### Objective
The listing beneath should be written out in full, exactly as shown.

(Dataset listings of figures)
— begin —

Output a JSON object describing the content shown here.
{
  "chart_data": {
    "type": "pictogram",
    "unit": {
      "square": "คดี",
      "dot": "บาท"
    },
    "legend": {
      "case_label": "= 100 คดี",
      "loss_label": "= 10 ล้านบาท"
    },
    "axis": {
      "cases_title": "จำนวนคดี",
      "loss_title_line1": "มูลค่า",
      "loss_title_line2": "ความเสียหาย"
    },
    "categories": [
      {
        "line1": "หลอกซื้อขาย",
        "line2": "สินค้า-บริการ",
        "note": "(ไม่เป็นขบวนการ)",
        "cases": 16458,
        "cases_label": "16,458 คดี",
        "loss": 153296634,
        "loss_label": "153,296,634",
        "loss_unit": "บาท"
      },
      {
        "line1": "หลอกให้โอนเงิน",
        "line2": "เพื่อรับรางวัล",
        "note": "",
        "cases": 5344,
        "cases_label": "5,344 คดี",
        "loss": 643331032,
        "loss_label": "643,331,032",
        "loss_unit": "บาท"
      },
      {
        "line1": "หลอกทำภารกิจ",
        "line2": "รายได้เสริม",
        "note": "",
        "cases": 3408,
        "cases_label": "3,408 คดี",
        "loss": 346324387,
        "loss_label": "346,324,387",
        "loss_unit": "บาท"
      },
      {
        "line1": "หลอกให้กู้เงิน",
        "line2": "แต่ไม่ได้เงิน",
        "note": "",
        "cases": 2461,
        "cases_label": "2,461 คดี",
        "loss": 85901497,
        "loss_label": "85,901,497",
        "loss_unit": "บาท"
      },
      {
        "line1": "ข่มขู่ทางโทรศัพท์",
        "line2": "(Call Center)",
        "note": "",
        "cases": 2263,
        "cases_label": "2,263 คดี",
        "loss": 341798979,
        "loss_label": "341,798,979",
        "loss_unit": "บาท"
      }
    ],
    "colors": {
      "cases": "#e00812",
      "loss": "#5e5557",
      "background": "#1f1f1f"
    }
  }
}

— end —

### Problem solution
Output a JSON object describing the content shown here.
{
  "chart_data": {
    "type": "pictogram",
    "unit": {
      "square": "คดี",
      "dot": "บาท"
    },
    "legend": {
      "case_label": "= 100 คดี",
      "loss_label": "= 10 ล้านบาท"
    },
    "axis": {
      "cases_title": "จำนวนคดี",
      "loss_title_line1": "มูลค่า",
      "loss_title_line2": "ความเสียหาย"
    },
    "categories": [
      {
        "line1": "หลอกซื้อขาย",
        "line2": "สินค้า-บริการ",
        "note": "(ไม่เป็นขบวนการ)",
        "cases": 16458,
        "cases_label": "16,458 คดี",
        "loss": 153296634,
        "loss_label": "153,296,634",
        "loss_unit": "บาท"
      },
      {
        "line1": "หลอกให้โอนเงิน",
        "line2": "เพื่อรับรางวัล",
        "note": "",
        "cases": 5344,
        "cases_label": "5,344 คดี",
        "loss": 643331032,
        "loss_label": "643,331,032",
        "loss_unit": "บาท"
      },
      {
        "line1": "หลอกทำภารกิจ",
        "line2": "รายได้เสริม",
        "note": "",
        "cases": 3408,
        "cases_label": "3,408 คดี",
        "loss": 346324387,
        "loss_label": "346,324,387",
        "loss_unit": "บาท"
      },
      {
        "line1": "หลอกให้กู้เงิน",
        "line2": "แต่ไม่ได้เงิน",
        "note": "",
        "cases": 2461,
        "cases_label": "2,461 คดี",
        "loss": 85901497,
        "loss_label": "85,901,497",
        "loss_unit": "บาท"
      },
      {
        "line1": "ข่มขู่ทางโทรศัพท์",
        "line2": "(Call Center)",
        "note": "",
        "cases": 2263,
        "cases_label": "2,263 คดี",
        "loss": 341798979,
        "loss_label": "341,798,979",
        "loss_unit": "บาท"
      }
    ],
    "colors": {
      "cases": "#e00812",
      "loss": "#5e5557",
      "background": "#1f1f1f"
    }
  }
}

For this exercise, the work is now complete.